— Supplied text —
==============================
FIG. 9 illustrates operations of a light emitter (e.g., the light emitter 280 of FIG. 3 ) and a light receiver (e.g., the light receiver 285 of FIG. 3 ) when interference caused by external light emitted from an external light source (e.g., the external light source 320 of FIG. 3 ) is present, according to one embodiment. FIG. 7 illustrates an example in which interference caused by external light B is present in all three time frames, while FIG. 9 illustrates an example in which interference caused by external light B is present only in the second frame.
Just as shown in FIG. 8 and explained above, the interference in the second frame may be avoided or reduced by changing (delaying, adjusting) the frame start time point, for example, by a certain time instance, according to one embodiment illustrated in FIG. 10 . FIG. 10 illustrates an operation of the electronic device 101 to change a frame period if interference caused by an external light source (e.g., the external light source 320 of FIG. 3 ) is present as described in FIG. 9 to prevent or reduce interference caused by the external light source 320.
As illustrated in FIG. 10 , the electronic device 101 may change (delay or adjust) a time frame period. A frame period of a light emitter (e.g., the light emitter 280 of FIG. 3 ), a light receiver (e.g., the light receiver 285 of FIG. 3 ), and/or a TDC (e.g., the TDC 290 of FIG. 3 ) illustrated in FIG. 10 may be twice as the frame period illustrated in FIG. 9 . A frame rate of FIG. 10 may be half a frame rate of FIG. 9 . That is, for example, the light emitter 280, the external light source 320, and the TDC 290 illustrated in FIG. 9 may have a frame rate of 30 fps, and the light emitter 280, the external light source 320, and the TDC 290 illustrated in FIG. 10 may have a frame rate of 15 fps.
==============================
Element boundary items
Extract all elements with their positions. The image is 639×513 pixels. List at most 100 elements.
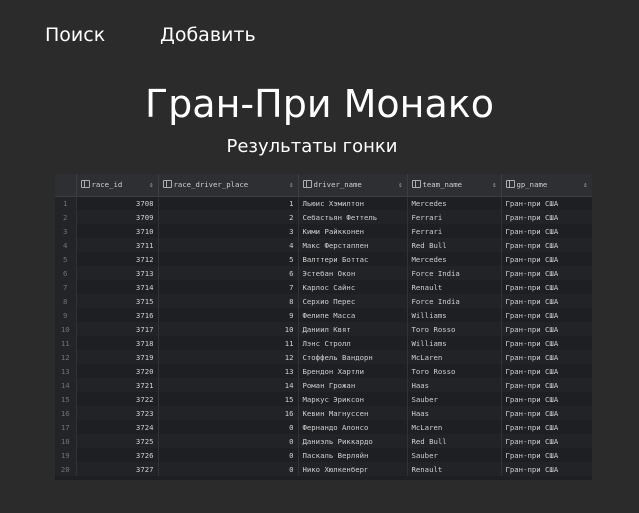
race-id-cell[interactable]: 3727 — [76, 462, 159, 476]
driver-name-cell[interactable]: Брендон Хартли — [298, 364, 408, 378]
gp-name-cell[interactable]: Гран-при США — [501, 294, 592, 308]
team-name-cell[interactable]: Renault — [407, 462, 502, 476]
table-row[interactable]: 9 3716 9 Фелипе Масса Williams Гран-при США — [55, 308, 592, 322]
row-number-cell[interactable]: 18 — [55, 434, 77, 448]
race-id-cell[interactable]: 3721 — [76, 378, 159, 392]
race-driver-place-cell[interactable]: 11 — [158, 336, 299, 350]
race-id-cell[interactable]: 3714 — [76, 280, 159, 294]
gp-name-cell[interactable]: Гран-при США — [501, 196, 592, 210]
row-number-cell[interactable]: 8 — [55, 294, 77, 308]
race-driver-place-cell[interactable]: 0 — [158, 434, 299, 448]
column-header-team-name[interactable]: team_name ⇕ — [407, 174, 502, 197]
table-row[interactable]: 14 3721 14 Роман Грожан Haas Гран-при США — [55, 378, 592, 392]
gp-name-cell[interactable]: Гран-при США — [501, 448, 592, 462]
gp-name-cell[interactable]: Гран-при США — [501, 406, 592, 420]
column-header-gp-name[interactable]: gp_name ⇕ — [501, 174, 592, 197]
team-name-cell[interactable]: Toro Rosso — [407, 322, 502, 336]
race-driver-place-cell[interactable]: 16 — [158, 406, 299, 420]
team-name-cell[interactable]: McLaren — [407, 350, 502, 364]
sort-icon[interactable]: ⇕ — [492, 181, 496, 189]
row-number-cell[interactable]: 5 — [55, 252, 77, 266]
team-name-cell[interactable]: Sauber — [407, 392, 502, 406]
table-row[interactable]: 19 3726 0 Паскаль Верляйн Sauber Гран-при США — [55, 448, 592, 462]
gp-name-cell[interactable]: Гран-при США — [501, 322, 592, 336]
driver-name-cell[interactable]: Лэнс Стролл — [298, 336, 408, 350]
table-row[interactable]: 7 3714 7 Карлос Сайнс Renault Гран-при США — [55, 280, 592, 294]
race-id-cell[interactable]: 3720 — [76, 364, 159, 378]
column-header-race-driver-place[interactable]: race_driver_place ⇕ — [158, 174, 299, 197]
race-driver-place-cell[interactable]: 3 — [158, 224, 299, 238]
driver-name-cell[interactable]: Льюис Хэмилтон — [298, 196, 408, 210]
team-name-cell[interactable]: Mercedes — [407, 196, 502, 210]
row-number-cell[interactable]: 13 — [55, 364, 77, 378]
gp-name-cell[interactable]: Гран-при США — [501, 364, 592, 378]
race-driver-place-cell[interactable]: 15 — [158, 392, 299, 406]
gp-name-cell[interactable]: Гран-при США — [501, 434, 592, 448]
race-driver-place-cell[interactable]: 9 — [158, 308, 299, 322]
driver-name-cell[interactable]: Кими Райкконен — [298, 224, 408, 238]
driver-name-cell[interactable]: Валттери Боттас — [298, 252, 408, 266]
race-id-cell[interactable]: 3719 — [76, 350, 159, 364]
table-row[interactable]: 5 3712 5 Валттери Боттас Mercedes Гран-при СШ… — [55, 252, 592, 266]
race-id-cell[interactable]: 3724 — [76, 420, 159, 434]
race-id-cell[interactable]: 3711 — [76, 238, 159, 252]
table-row[interactable]: 20 3727 0 Нико Хюлкенберг Renault Гран-при СШ… — [55, 462, 592, 476]
race-driver-place-cell[interactable]: 12 — [158, 350, 299, 364]
gp-name-cell[interactable]: Гран-при США — [501, 224, 592, 238]
race-id-cell[interactable]: 3722 — [76, 392, 159, 406]
row-number-cell[interactable]: 6 — [55, 266, 77, 280]
race-id-cell[interactable]: 3717 — [76, 322, 159, 336]
team-name-cell[interactable]: Renault — [407, 280, 502, 294]
driver-name-cell[interactable]: Даниэль Риккардо — [298, 434, 408, 448]
gp-name-cell[interactable]: Гран-при США — [501, 378, 592, 392]
gp-name-cell[interactable]: Гран-при США — [501, 266, 592, 280]
race-id-cell[interactable]: 3713 — [76, 266, 159, 280]
driver-name-cell[interactable]: Нико Хюлкенберг — [298, 462, 408, 476]
race-driver-place-cell[interactable]: 6 — [158, 266, 299, 280]
team-name-cell[interactable]: Ferrari — [407, 224, 502, 238]
race-id-cell[interactable]: 3712 — [76, 252, 159, 266]
race-driver-place-cell[interactable]: 7 — [158, 280, 299, 294]
sort-icon[interactable]: ⇕ — [398, 181, 402, 189]
driver-name-cell[interactable]: Макс Ферстаппен — [298, 238, 408, 252]
table-row[interactable]: 13 3720 13 Брендон Хартли Toro Rosso Гран-при… — [55, 364, 592, 378]
table-row[interactable]: 11 3718 11 Лэнс Стролл Williams Гран-при США — [55, 336, 592, 350]
driver-name-cell[interactable]: Фернандо Алонсо — [298, 420, 408, 434]
row-number-cell[interactable]: 3 — [55, 224, 77, 238]
table-row[interactable]: 4 3711 4 Макс Ферстаппен Red Bull Гран-при СШ… — [55, 238, 592, 252]
team-name-cell[interactable]: Sauber — [407, 448, 502, 462]
gp-name-cell[interactable]: Гран-при США — [501, 350, 592, 364]
race-driver-place-cell[interactable]: 0 — [158, 462, 299, 476]
table-row[interactable]: 15 3722 15 Маркус Эриксон Sauber Гран-при США — [55, 392, 592, 406]
race-driver-place-cell[interactable]: 14 — [158, 378, 299, 392]
gp-name-cell[interactable]: Гран-при США — [501, 420, 592, 434]
driver-name-cell[interactable]: Серхио Перес — [298, 294, 408, 308]
row-number-cell[interactable]: 16 — [55, 406, 77, 420]
driver-name-cell[interactable]: Себастьян Феттель — [298, 210, 408, 224]
race-id-cell[interactable]: 3723 — [76, 406, 159, 420]
race-driver-place-cell[interactable]: 4 — [158, 238, 299, 252]
table-row[interactable]: 18 3725 0 Даниэль Риккардо Red Bull Гран-при … — [55, 434, 592, 448]
table-row[interactable]: 1 3708 1 Льюис Хэмилтон Mercedes Гран-при США — [55, 196, 592, 210]
race-id-cell[interactable]: 3718 — [76, 336, 159, 350]
sort-icon[interactable]: ⇕ — [289, 181, 293, 189]
driver-name-cell[interactable]: Карлос Сайнс — [298, 280, 408, 294]
driver-name-cell[interactable]: Кевин Магнуссен — [298, 406, 408, 420]
team-name-cell[interactable]: Mercedes — [407, 252, 502, 266]
table-row[interactable]: 6 3713 6 Эстебан Окон Force India Гран-при СШ… — [55, 266, 592, 280]
table-row[interactable]: 16 3723 16 Кевин Магнуссен Haas Гран-при США — [55, 406, 592, 420]
gp-name-cell[interactable]: Гран-при США — [501, 238, 592, 252]
race-id-cell[interactable]: 3708 — [76, 196, 159, 210]
gp-name-cell[interactable]: Гран-при США — [501, 462, 592, 476]
row-number-cell[interactable]: 20 — [55, 462, 77, 476]
gp-name-cell[interactable]: Гран-при США — [501, 308, 592, 322]
row-number-cell[interactable]: 12 — [55, 350, 77, 364]
table-row[interactable]: 8 3715 8 Серхио Перес Force India Гран-при СШ… — [55, 294, 592, 308]
driver-name-cell[interactable]: Паскаль Верляйн — [298, 448, 408, 462]
race-id-cell[interactable]: 3716 — [76, 308, 159, 322]
team-name-cell[interactable]: Ferrari — [407, 210, 502, 224]
row-number-cell[interactable]: 9 — [55, 308, 77, 322]
row-number-cell[interactable]: 10 — [55, 322, 77, 336]
column-header-race-id[interactable]: race_id ⇕ — [76, 174, 159, 197]
nav-search-link[interactable]: Поиск — [45, 24, 105, 46]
==============================
— To be done —
a – In the passage on external light interference, in which frame does FIG. 9 show interference caused by external light B?
b – Resume the passage on external light interference, continuing on from its final sentence.

— The answers —
a – Only in the second frame.

b –
The electronic device 101 may change the frame period illustrated in FIG. 9 to a frame period such as the frame period illustrated in FIG. 10 to remove or reduce the interference caused by the external light B. The electronic device 101 may emit light A2 through the light emitter 280 and detect reflected light A2′ from the light receiver 285 according to the changed frame period. The electronic device 101 may calculate or determine a period of the external light source 320 when identifying a count obtained by the reflected light A′ and the external light B′ in the same manner as FIG. 9 after a third frame in FIG. 9 . The electronic device 101 may change the frame period as shown in FIG. 10 based on the period of the external light source 320, which is calculated or determined by the electronic device 101.
FIG. 11 illustrates an operation of an electronic device (e.g., the electronic device 101 of FIG. 1 ) to change a frame period and a frame start time point according to one embodiment. The electronic device 101 in FIG. 9 reduces the frame period by half as shown in FIG. 11 and change (delay) the frame start time point by T.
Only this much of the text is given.